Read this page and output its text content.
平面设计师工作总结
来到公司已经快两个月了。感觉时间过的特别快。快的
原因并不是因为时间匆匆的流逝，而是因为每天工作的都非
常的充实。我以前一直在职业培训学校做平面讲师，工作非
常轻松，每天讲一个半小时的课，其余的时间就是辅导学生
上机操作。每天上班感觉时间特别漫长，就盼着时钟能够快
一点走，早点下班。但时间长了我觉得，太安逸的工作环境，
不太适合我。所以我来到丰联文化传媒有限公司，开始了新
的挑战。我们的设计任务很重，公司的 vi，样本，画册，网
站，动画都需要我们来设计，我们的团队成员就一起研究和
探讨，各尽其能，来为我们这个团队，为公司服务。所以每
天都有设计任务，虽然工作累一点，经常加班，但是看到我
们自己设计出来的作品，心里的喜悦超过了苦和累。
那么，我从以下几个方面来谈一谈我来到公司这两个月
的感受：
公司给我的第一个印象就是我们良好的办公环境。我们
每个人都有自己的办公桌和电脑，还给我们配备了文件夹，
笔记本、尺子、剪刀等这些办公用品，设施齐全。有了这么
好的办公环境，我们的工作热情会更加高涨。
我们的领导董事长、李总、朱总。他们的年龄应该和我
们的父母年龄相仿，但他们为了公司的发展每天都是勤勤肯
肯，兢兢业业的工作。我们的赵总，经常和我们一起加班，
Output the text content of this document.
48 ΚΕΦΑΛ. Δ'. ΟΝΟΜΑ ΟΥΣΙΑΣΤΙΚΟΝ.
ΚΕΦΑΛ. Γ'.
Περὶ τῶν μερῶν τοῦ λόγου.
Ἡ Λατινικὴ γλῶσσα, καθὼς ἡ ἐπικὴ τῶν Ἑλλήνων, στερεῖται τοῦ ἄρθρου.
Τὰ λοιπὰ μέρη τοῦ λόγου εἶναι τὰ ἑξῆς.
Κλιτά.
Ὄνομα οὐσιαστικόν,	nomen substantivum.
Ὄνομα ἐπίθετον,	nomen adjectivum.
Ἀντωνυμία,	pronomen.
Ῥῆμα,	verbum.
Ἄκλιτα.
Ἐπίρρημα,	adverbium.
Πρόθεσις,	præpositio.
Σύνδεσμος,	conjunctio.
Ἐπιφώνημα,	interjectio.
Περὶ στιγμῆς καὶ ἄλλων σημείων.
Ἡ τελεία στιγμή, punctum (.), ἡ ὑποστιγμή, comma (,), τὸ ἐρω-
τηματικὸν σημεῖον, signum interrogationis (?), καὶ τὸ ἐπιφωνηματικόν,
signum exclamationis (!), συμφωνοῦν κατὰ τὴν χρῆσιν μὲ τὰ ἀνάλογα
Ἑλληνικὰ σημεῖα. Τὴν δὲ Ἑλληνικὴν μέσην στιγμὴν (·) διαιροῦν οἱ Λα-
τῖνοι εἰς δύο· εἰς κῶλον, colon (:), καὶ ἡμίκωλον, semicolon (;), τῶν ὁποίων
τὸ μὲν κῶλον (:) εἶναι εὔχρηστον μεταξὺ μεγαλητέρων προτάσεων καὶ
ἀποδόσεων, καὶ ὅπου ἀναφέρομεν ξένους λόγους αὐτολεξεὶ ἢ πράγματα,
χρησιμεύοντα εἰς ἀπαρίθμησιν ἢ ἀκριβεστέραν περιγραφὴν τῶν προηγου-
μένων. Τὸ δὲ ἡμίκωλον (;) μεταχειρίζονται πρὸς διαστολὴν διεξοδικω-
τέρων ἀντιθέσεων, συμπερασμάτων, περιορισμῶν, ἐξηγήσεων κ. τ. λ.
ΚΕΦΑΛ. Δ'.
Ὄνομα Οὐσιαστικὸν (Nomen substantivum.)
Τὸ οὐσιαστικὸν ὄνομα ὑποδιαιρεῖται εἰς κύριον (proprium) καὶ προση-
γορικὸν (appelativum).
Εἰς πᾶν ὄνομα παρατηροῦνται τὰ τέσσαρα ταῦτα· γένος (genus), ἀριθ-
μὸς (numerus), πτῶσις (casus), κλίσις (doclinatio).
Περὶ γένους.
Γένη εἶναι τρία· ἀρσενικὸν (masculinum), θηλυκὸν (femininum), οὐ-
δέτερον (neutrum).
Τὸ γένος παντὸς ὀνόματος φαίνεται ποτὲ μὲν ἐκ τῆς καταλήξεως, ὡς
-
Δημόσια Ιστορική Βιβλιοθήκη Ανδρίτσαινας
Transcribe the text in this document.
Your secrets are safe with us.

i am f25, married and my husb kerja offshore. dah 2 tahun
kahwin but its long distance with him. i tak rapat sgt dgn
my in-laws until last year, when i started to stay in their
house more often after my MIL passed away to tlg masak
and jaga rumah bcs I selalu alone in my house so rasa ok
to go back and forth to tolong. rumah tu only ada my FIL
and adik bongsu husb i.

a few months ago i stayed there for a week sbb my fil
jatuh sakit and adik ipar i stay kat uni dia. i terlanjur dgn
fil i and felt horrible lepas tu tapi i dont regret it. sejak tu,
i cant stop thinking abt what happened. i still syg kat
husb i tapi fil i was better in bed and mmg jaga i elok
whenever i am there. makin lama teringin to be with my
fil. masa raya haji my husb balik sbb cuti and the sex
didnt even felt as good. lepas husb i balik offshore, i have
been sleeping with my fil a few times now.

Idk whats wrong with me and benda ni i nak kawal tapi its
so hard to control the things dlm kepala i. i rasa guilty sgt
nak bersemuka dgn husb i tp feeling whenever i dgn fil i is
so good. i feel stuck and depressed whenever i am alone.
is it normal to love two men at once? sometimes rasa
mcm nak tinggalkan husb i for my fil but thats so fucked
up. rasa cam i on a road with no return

# # #

Which lines hold the string "adik"? Copy all of them from the data above.

» **COMPLETE RESPONSE**:
and adik bongsu husb i.
jatuh sakit and adik ipar i stay kat uni dia. i terlanjur dgn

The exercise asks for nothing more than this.